A-L’exigence de faute qualifiée

6-La  faute qualifiée suppose la réunion de deux conditions : une faute de jeu (1) et une prise de risque délibérée que la doctrine désigne par l’expression de « faute contre le jeu » (2). Cette  exigence de faute qualifiée a été contestée dans l’affaire du coup de pied retourné au prétexte que la jurisprudence de 2010 qui  a mis fin à l’éviction de l’article 1384 dans les compétitions sportives pourrait être étendue à la responsabilité pour faute (3).

1-La  faute de jeu.

7-Il n’y a pas de faute civile sans le préalable d’une faute sportive. La Cour de cassation a censuré une cour d’appel ayant retenu la responsabilité d’un joueur de volley-ball  pour avoir commis une faute sans retenir à son encontre un acte contraire aux règles du jeu[2]. La cour de Paris se fait l’écho de cette jurisprudence en rappelant que « la responsabilité civile en matière sportive ne peut être recherchée qu’en cas de violation des règles du jeu ».

8-Dans la vie courante celui qui blesse autrui est considéré comme fautif s’il ne s’est pas comporté « en bon père de famille ». Mais, sur un terrain de sport, les joueurs ne  suivent pas ce modèle !  La compétition  altère  « les réflexes habituels de prudence[3] ». Elle suppose « l’adoption de comportements qui, dans la vie quotidienne seraient nécessairement qualifiés de risqués ou dangereux »[4]. Les participants acceptent donc implicitement le risque de blessures mais cette acceptation des risques est assortie d’une condition : chaque joueur s’engage au respect des règles du jeu. C’est donc au juge d’apprécier si le  joueur a enfreint le règlement. L’appréciation de son comportement s’effectue non par rapport à l’attitude  du bon père de famille qui se garderait bien d’avoir des gestes susceptibles de blesser son semblable, mais en référence au bon sportif. Or, que fait le bon sportif : il suit la règle de jeu !

************

Votre travail
[a] Dans l'extrait sur la responsabilité sportive, résumez en quelques phrases le paragraphe qui commence par « Dans la vie courante ». Gardez-en les idées principales.
[b] Relevez toutes les cours de justice citées dans l'extrait sur la responsabilité sportive.
[c] Poursuivez l'extrait sur la responsabilité sportive après sa dernière phrase.

Données enregistrées
************

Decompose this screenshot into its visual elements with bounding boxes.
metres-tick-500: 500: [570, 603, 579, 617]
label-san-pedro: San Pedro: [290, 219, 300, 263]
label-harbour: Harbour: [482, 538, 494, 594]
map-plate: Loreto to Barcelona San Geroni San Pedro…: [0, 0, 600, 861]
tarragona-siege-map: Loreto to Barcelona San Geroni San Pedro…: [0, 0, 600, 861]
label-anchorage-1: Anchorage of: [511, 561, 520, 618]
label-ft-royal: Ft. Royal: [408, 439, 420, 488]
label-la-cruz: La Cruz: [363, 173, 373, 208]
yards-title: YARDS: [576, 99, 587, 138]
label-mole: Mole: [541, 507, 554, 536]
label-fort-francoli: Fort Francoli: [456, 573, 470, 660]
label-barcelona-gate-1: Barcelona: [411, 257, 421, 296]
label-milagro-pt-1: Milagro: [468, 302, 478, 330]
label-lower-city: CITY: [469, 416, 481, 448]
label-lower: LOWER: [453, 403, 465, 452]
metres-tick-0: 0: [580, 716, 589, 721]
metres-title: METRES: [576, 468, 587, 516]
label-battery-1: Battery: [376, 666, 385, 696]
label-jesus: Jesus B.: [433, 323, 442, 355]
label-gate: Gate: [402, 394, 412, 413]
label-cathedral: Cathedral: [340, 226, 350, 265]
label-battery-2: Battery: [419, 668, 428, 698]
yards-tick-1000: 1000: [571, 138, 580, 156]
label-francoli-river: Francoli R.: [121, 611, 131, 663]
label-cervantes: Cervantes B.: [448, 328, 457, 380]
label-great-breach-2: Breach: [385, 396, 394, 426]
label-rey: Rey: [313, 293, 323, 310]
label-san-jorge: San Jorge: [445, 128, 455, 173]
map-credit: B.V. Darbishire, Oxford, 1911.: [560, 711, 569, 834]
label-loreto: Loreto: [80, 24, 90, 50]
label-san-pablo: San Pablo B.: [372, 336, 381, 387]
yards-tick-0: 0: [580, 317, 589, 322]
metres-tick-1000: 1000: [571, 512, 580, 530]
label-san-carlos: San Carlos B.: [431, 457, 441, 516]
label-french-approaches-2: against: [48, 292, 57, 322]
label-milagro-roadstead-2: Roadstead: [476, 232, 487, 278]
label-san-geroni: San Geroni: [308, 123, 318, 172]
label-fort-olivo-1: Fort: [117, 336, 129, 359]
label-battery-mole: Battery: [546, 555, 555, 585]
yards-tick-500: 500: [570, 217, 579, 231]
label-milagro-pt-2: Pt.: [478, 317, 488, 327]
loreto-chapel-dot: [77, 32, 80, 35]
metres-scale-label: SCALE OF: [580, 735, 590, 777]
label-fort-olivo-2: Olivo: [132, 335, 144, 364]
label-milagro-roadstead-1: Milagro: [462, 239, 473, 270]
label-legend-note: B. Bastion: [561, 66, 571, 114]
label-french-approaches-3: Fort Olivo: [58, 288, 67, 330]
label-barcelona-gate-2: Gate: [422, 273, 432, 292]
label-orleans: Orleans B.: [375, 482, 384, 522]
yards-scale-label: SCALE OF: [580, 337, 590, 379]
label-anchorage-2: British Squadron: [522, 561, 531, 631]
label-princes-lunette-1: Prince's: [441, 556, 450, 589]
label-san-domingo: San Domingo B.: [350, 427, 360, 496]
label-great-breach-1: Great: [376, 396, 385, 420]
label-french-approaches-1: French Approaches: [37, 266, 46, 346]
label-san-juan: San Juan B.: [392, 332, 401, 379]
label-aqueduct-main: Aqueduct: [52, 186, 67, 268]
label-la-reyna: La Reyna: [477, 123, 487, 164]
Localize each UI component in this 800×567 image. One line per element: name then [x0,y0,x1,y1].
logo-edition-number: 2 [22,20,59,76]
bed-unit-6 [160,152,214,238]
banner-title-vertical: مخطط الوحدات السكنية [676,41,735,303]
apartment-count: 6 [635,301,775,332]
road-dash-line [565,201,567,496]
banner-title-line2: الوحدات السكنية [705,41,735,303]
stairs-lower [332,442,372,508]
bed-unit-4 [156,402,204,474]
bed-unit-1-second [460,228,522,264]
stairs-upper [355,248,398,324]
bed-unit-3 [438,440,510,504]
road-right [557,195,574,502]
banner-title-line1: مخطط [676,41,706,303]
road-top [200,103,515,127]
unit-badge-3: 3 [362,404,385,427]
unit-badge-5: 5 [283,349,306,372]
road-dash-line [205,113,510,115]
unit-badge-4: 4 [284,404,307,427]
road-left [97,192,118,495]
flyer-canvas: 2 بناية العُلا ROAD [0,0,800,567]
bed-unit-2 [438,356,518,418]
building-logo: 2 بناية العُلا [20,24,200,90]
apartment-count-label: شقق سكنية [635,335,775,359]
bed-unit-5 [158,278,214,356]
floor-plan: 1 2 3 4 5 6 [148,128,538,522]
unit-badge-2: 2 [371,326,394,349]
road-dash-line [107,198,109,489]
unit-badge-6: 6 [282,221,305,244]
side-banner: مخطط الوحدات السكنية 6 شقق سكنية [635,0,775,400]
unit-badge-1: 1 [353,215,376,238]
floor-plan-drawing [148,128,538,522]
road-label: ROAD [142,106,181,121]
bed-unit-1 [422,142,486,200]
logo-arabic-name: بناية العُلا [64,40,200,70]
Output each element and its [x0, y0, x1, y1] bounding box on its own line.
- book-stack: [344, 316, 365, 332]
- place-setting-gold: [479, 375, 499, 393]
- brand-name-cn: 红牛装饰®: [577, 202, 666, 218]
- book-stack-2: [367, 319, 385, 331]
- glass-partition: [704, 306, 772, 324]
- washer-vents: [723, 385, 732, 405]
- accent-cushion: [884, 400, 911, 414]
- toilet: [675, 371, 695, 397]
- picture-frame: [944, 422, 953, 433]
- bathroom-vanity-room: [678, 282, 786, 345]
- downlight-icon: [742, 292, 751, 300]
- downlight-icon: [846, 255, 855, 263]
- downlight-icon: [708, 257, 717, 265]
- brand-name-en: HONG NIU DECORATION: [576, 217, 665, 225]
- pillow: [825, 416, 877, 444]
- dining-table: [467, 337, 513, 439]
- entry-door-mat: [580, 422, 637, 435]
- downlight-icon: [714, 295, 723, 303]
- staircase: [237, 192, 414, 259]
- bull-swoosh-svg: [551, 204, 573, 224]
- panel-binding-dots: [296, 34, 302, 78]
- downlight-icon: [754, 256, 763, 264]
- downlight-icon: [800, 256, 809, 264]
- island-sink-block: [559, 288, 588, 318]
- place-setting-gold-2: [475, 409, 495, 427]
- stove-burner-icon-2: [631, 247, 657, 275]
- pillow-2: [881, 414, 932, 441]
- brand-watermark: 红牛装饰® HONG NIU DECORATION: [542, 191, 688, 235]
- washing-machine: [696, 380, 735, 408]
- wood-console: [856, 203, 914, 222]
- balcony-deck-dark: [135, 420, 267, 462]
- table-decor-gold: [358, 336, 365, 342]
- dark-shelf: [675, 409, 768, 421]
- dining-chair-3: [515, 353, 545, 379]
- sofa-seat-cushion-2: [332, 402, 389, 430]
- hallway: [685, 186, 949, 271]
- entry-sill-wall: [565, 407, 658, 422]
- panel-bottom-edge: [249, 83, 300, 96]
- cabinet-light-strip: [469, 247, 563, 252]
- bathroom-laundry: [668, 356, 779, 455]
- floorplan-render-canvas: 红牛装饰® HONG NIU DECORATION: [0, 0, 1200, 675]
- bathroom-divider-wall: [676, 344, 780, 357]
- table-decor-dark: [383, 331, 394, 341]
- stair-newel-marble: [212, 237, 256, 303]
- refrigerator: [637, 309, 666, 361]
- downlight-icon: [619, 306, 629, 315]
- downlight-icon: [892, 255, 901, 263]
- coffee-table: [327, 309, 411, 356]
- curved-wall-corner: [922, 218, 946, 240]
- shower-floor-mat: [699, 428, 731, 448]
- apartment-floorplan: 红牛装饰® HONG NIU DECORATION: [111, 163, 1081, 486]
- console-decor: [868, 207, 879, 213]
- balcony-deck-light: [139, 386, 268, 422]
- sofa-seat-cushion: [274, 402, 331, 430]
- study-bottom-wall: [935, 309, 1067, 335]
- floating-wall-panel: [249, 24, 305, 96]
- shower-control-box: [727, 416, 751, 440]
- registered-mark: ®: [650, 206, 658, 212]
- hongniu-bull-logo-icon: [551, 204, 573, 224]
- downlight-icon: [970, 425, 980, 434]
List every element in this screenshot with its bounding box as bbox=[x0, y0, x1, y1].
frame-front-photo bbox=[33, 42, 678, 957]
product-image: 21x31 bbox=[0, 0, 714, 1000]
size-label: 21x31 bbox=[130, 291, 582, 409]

************

Vos réponses
[a] Hors du sport, celui qui blesse quelqu'un est fautif s'il ne s'est pas conduit en « bon père de famille ». Sur un terrain de sport, ce modèle ne s'applique pas. La compétition change les réflexes de prudence et amène des gestes qu'on jugerait risqués ou dangereux dans la vie de tous les jours. Les joueurs acceptent donc sans le dire le risque de blessure, à condition que chacun respecte les règles du jeu. Le juge vérifie si le joueur a enfreint le règlement. Il le compare pour cela au bon sportif, et non au bon père de famille. Le bon sportif est celui qui suit la règle du jeu.

[b]
- La Cour de cassation
- Une cour d'appel (celle qui avait retenu la responsabilité d'un joueur de volley-ball)
- La cour de Paris

[c]
9-Si le préalable d’une faute sportive est nécessaire pour établir l’existence d’une faute civile, l’inverse n’est pas vrai. Toute faute sportive n’est pas équivalente à une faute civile. La faute sportive a ceci d’ambiguë qu’elle recouvre à la fois des manquements au règlement n’ayant pour objet que la régulation du jeu et la violation de règles ayant pour finalité la protection physique des joueurs. La première dite « faute de jeu », sanctionnée par un avantage consenti à l’équipe adverse,  n’est pas génératrice de responsabilité civile. S’agissant de la seconde intitulée « faute contre le jeu », la loi XII des Lois du Jeu  de football  fait référence à un coup porté   «par inadvertance, par imprudence ou par excès de combativité ». De son côté, la Cour de cassation évoque « une ardeur intentionnellement intempestive »  un « comportement anormal» ou encore un coup « porté de façon déloyale ou dans des conditions créant pour le joueur un risque anormal » [5].  Il y a donc bien dans « la faute contre le jeu » concomitance entre faute civile et faute sportive.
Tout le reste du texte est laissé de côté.